* **Instructions to follow**
Produce an exact copy of all the records.

* **Material for this task**
◇ ◇ ◇ ◇ ◇ ◇ ◇

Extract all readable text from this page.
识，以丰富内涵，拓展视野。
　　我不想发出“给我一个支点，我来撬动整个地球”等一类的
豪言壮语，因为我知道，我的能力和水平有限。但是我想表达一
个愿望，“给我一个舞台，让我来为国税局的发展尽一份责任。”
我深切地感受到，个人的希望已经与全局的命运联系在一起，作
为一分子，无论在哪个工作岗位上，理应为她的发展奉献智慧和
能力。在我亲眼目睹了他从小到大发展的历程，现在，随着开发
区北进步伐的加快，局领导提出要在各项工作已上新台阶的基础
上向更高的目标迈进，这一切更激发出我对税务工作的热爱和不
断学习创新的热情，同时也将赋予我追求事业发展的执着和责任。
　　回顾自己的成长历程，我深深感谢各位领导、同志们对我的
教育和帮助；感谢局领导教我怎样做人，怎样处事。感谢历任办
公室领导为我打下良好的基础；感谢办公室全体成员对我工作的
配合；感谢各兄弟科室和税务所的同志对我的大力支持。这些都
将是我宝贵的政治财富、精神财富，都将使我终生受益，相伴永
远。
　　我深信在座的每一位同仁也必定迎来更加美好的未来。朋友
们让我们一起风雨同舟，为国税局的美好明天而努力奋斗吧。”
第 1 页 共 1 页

◇ ◇ ◇ ◇ ◇ ◇ ◇

* **Correct result**
Extract all readable text from this page.
识，以丰富内涵，拓展视野。
　　我不想发出“给我一个支点，我来撬动整个地球”等一类的
豪言壮语，因为我知道，我的能力和水平有限。但是我想表达一
个愿望，“给我一个舞台，让我来为国税局的发展尽一份责任。”
我深切地感受到，个人的希望已经与全局的命运联系在一起，作
为一分子，无论在哪个工作岗位上，理应为她的发展奉献智慧和
能力。在我亲眼目睹了他从小到大发展的历程，现在，随着开发
区北进步伐的加快，局领导提出要在各项工作已上新台阶的基础
上向更高的目标迈进，这一切更激发出我对税务工作的热爱和不
断学习创新的热情，同时也将赋予我追求事业发展的执着和责任。
　　回顾自己的成长历程，我深深感谢各位领导、同志们对我的
教育和帮助；感谢局领导教我怎样做人，怎样处事。感谢历任办
公室领导为我打下良好的基础；感谢办公室全体成员对我工作的
配合；感谢各兄弟科室和税务所的同志对我的大力支持。这些都
将是我宝贵的政治财富、精神财富，都将使我终生受益，相伴永
远。
　　我深信在座的每一位同仁也必定迎来更加美好的未来。朋友
们让我们一起风雨同舟，为国税局的美好明天而努力奋斗吧。”
第 1 页 共 1 页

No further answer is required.